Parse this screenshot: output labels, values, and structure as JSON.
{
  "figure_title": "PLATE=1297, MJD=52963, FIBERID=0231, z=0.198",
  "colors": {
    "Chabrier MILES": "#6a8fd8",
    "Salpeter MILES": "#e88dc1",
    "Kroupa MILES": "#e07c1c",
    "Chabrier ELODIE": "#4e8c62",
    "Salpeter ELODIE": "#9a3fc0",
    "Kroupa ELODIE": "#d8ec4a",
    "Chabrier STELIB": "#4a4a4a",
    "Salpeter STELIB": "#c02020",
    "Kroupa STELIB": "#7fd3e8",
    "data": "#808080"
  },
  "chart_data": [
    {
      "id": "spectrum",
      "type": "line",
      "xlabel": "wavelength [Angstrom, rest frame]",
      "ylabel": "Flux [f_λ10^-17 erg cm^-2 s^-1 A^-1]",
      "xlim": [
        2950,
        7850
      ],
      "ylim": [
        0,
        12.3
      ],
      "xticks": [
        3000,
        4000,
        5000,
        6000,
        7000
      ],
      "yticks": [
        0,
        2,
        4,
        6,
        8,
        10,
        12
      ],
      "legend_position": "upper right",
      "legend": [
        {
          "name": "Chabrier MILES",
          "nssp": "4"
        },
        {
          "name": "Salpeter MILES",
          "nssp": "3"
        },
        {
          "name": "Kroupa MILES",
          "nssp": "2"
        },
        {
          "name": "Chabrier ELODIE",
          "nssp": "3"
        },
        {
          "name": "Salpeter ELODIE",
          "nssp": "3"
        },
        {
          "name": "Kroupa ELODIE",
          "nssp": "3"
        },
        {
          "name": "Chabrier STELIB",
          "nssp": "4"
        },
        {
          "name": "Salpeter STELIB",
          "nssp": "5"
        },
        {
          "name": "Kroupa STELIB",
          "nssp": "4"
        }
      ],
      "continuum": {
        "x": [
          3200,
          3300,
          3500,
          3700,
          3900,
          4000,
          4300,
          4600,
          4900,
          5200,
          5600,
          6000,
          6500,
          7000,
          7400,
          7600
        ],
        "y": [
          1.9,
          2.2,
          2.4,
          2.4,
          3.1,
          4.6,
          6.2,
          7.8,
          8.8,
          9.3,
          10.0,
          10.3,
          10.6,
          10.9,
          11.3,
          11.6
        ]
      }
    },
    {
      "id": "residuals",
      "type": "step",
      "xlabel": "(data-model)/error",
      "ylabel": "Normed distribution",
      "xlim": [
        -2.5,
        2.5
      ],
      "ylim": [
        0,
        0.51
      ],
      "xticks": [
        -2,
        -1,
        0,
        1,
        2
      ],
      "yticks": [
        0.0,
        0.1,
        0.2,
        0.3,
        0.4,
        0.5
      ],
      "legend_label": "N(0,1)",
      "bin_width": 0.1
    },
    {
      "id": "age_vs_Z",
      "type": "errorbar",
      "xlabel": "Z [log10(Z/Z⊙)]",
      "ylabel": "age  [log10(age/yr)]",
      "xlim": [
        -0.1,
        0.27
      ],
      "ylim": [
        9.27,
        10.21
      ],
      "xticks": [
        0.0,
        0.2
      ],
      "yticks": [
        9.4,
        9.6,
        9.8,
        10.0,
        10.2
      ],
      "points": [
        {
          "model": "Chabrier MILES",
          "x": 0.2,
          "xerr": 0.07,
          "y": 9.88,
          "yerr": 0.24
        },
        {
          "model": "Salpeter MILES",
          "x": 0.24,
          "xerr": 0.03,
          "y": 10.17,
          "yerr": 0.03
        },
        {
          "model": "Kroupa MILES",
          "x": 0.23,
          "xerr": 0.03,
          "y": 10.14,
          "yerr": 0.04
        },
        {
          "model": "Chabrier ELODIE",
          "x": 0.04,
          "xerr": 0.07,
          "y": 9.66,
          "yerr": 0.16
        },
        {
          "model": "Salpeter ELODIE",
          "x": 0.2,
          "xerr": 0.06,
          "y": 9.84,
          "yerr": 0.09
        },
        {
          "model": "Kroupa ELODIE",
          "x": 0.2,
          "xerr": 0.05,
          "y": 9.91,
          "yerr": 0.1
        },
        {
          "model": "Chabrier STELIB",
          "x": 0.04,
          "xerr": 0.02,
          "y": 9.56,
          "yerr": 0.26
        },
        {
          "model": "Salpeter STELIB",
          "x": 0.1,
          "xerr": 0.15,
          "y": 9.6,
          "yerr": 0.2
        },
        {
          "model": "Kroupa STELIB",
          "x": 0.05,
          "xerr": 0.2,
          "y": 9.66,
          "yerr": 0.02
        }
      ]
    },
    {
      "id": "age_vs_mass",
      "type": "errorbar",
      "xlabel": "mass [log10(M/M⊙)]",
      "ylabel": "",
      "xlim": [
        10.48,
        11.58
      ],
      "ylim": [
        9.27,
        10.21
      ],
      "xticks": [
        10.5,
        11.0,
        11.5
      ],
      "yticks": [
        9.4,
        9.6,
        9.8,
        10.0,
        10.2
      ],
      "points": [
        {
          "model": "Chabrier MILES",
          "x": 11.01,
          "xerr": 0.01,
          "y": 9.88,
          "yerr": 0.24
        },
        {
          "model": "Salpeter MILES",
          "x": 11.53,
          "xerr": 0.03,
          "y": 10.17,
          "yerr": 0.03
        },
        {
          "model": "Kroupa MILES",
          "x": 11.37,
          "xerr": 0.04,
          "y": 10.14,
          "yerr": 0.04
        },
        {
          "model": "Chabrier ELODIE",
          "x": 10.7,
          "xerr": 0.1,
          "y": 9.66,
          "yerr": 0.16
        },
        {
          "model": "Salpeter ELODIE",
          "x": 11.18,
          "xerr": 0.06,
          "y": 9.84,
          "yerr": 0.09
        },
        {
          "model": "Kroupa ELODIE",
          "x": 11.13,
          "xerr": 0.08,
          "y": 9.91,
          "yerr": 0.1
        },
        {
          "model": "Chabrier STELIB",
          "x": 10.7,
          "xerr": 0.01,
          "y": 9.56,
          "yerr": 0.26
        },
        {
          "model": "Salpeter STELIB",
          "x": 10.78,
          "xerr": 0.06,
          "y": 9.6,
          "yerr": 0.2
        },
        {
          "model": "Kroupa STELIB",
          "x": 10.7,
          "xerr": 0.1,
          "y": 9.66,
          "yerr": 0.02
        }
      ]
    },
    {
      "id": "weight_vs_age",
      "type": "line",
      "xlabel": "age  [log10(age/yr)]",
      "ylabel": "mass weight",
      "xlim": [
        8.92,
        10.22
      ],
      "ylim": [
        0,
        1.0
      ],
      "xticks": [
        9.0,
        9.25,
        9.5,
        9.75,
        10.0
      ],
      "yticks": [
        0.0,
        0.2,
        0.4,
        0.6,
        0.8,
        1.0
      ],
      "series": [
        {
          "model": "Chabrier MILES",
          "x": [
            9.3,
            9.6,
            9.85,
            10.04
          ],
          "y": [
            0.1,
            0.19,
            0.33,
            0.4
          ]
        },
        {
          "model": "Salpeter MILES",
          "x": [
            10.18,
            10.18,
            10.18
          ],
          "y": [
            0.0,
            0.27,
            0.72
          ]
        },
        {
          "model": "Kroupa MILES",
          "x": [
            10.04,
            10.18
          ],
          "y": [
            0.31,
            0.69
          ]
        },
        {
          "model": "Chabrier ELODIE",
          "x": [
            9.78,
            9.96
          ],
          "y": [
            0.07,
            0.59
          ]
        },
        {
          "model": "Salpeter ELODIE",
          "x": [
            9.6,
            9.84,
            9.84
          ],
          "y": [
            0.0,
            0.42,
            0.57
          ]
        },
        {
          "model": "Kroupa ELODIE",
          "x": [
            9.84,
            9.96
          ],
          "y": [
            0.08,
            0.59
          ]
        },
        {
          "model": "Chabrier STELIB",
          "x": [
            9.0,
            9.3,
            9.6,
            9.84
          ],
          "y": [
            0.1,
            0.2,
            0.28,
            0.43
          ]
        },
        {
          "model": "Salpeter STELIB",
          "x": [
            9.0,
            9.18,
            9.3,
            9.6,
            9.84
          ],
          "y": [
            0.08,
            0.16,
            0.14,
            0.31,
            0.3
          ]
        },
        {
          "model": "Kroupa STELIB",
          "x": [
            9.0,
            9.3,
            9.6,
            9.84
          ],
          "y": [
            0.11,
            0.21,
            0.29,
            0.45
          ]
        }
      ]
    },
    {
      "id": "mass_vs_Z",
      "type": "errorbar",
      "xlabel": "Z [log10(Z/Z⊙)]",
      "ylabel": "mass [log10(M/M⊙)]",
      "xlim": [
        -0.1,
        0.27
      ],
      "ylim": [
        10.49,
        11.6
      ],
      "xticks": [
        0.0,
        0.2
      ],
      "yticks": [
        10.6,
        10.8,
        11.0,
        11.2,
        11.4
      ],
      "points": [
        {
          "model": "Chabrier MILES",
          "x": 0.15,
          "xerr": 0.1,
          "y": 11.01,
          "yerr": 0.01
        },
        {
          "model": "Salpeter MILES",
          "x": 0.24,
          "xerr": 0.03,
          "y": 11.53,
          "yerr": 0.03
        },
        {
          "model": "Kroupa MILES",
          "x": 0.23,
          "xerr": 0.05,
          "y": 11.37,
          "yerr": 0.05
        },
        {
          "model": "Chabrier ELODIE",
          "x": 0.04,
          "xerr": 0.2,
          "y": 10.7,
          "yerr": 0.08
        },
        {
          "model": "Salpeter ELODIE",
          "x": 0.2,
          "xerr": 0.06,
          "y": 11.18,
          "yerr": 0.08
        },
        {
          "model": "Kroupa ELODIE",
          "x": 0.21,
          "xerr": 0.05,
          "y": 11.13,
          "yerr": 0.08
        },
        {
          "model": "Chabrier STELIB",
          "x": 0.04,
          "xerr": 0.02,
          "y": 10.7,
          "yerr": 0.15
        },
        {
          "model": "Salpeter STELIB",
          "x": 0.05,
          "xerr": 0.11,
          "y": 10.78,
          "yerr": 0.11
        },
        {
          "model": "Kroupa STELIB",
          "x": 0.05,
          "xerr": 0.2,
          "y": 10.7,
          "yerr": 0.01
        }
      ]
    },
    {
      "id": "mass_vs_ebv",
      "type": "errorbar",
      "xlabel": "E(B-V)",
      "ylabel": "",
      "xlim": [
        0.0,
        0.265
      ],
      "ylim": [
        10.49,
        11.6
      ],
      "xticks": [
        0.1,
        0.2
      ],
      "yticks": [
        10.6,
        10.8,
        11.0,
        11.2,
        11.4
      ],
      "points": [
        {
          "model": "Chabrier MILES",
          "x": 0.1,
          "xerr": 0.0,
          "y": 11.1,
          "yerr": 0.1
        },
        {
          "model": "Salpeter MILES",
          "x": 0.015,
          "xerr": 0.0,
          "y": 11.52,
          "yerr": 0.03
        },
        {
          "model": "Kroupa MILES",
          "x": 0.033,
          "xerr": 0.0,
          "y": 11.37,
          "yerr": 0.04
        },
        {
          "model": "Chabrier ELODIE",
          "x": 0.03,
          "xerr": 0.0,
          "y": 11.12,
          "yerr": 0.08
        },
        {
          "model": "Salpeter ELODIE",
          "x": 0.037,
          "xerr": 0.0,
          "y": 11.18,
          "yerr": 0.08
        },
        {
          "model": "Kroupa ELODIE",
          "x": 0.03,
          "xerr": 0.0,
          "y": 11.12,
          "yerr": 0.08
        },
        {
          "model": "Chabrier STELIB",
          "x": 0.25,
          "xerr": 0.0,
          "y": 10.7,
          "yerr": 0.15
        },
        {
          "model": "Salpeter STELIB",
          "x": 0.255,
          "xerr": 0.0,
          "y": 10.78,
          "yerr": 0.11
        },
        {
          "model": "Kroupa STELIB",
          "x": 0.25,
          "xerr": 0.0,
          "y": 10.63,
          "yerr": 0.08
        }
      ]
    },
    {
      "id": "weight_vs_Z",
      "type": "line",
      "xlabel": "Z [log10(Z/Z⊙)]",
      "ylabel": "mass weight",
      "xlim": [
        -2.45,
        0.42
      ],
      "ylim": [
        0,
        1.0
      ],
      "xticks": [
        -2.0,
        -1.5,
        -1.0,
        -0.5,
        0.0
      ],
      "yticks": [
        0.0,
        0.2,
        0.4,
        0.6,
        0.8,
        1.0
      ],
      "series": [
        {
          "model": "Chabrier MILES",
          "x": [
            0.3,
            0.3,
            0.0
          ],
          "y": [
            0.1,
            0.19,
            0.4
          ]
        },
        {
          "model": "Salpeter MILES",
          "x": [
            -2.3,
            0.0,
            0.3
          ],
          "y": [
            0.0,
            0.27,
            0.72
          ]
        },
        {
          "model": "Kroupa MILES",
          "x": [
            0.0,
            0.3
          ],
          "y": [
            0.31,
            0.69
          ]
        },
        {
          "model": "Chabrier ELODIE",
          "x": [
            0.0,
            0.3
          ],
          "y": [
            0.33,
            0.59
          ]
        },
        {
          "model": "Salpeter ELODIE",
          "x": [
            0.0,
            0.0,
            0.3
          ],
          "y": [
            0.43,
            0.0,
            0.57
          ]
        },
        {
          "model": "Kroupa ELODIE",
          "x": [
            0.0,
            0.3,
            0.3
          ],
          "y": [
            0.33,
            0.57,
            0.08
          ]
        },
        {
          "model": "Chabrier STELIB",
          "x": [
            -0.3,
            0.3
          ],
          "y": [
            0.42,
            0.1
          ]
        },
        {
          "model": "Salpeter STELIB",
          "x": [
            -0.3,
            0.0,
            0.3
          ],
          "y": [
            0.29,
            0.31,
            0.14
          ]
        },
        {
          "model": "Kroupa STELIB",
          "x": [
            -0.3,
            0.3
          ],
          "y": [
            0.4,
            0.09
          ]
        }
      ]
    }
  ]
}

Do this:
Scan the listing above for the word "xlabel" and show each line where it is found.

Solution:
      "xlabel": "wavelength [Angstrom, rest frame]",
      "xlabel": "(data-model)/error",
      "xlabel": "Z [log10(Z/Z⊙)]",
      "xlabel": "mass [log10(M/M⊙)]",
      "xlabel": "age  [log10(age/yr)]",
      "xlabel": "Z [log10(Z/Z⊙)]",
      "xlabel": "E(B-V)",
      "xlabel": "Z [log10(Z/Z⊙)]",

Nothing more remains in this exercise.